- WRITTEN REQUEST: Show, in full, each line of the data that contains "mervärdesskatt".

########

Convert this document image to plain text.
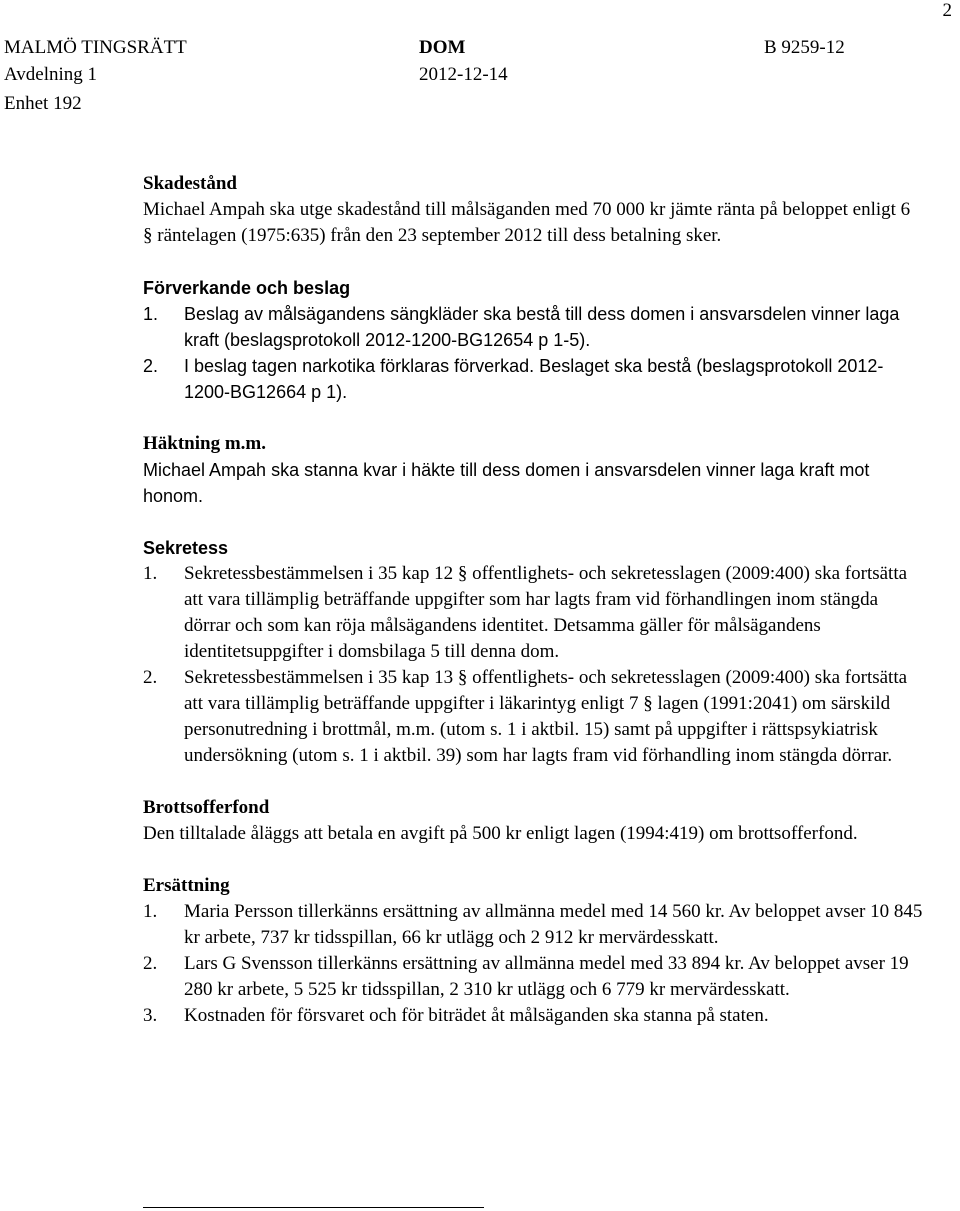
2
MALMÖ TINGSRÄTT
Avdelning 1
Enhet 192
DOM
2012-12-14
B 9259-12

Skadestånd

Michael Ampah ska utge skadestånd till målsäganden med 70 000 kr jämte ränta på beloppet enligt 6 § räntelagen (1975:635) från den 23 september 2012 till dess betalning sker.

Förverkande och beslag

1. Beslag av målsägandens sängkläder ska bestå till dess domen i ansvarsdelen vinner laga kraft (beslagsprotokoll 2012-1200-BG12654 p 1-5).
2. I beslag tagen narkotika förklaras förverkad. Beslaget ska bestå (beslagsprotokoll 2012-1200-BG12664 p 1).

Häktning m.m.

Michael Ampah ska stanna kvar i häkte till dess domen i ansvarsdelen vinner laga kraft mot honom.

Sekretess

1. Sekretessbestämmelsen i 35 kap 12 § offentlighets- och sekretesslagen (2009:400) ska fortsätta att vara tillämplig beträffande uppgifter som har lagts fram vid förhandlingen inom stängda dörrar och som kan röja målsägandens identitet. Detsamma gäller för målsägandens identitetsuppgifter i domsbilaga 5 till denna dom.
2. Sekretessbestämmelsen i 35 kap 13 § offentlighets- och sekretesslagen (2009:400) ska fortsätta att vara tillämplig beträffande uppgifter i läkarintyg enligt 7 § lagen (1991:2041) om särskild personutredning i brottmål, m.m. (utom s. 1 i aktbil. 15) samt på uppgifter i rättspsykiatrisk undersökning (utom s. 1 i aktbil. 39) som har lagts fram vid förhandling inom stängda dörrar.

Brottsofferfond

Den tilltalade åläggs att betala en avgift på 500 kr enligt lagen (1994:419) om brottsofferfond.

Ersättning

1. Maria Persson tillerkänns ersättning av allmänna medel med 14 560 kr. Av beloppet avser 10 845 kr arbete, 737 kr tidsspillan, 66 kr utlägg och 2 912 kr mervärdesskatt.
2. Lars G Svensson tillerkänns ersättning av allmänna medel med 33 894 kr. Av beloppet avser 19 280 kr arbete, 5 525 kr tidsspillan, 2 310 kr utlägg och 6 779 kr mervärdesskatt.
3. Kostnaden för försvaret och för biträdet åt målsäganden ska stanna på staten.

########

- TASK ANSWER:
1. Maria Persson tillerkänns ersättning av allmänna medel med 14 560 kr. Av beloppet avser 10 845 kr arbete, 737 kr tidsspillan, 66 kr utlägg och 2 912 kr mervärdesskatt.
2. Lars G Svensson tillerkänns ersättning av allmänna medel med 33 894 kr. Av beloppet avser 19 280 kr arbete, 5 525 kr tidsspillan, 2 310 kr utlägg och 6 779 kr mervärdesskatt.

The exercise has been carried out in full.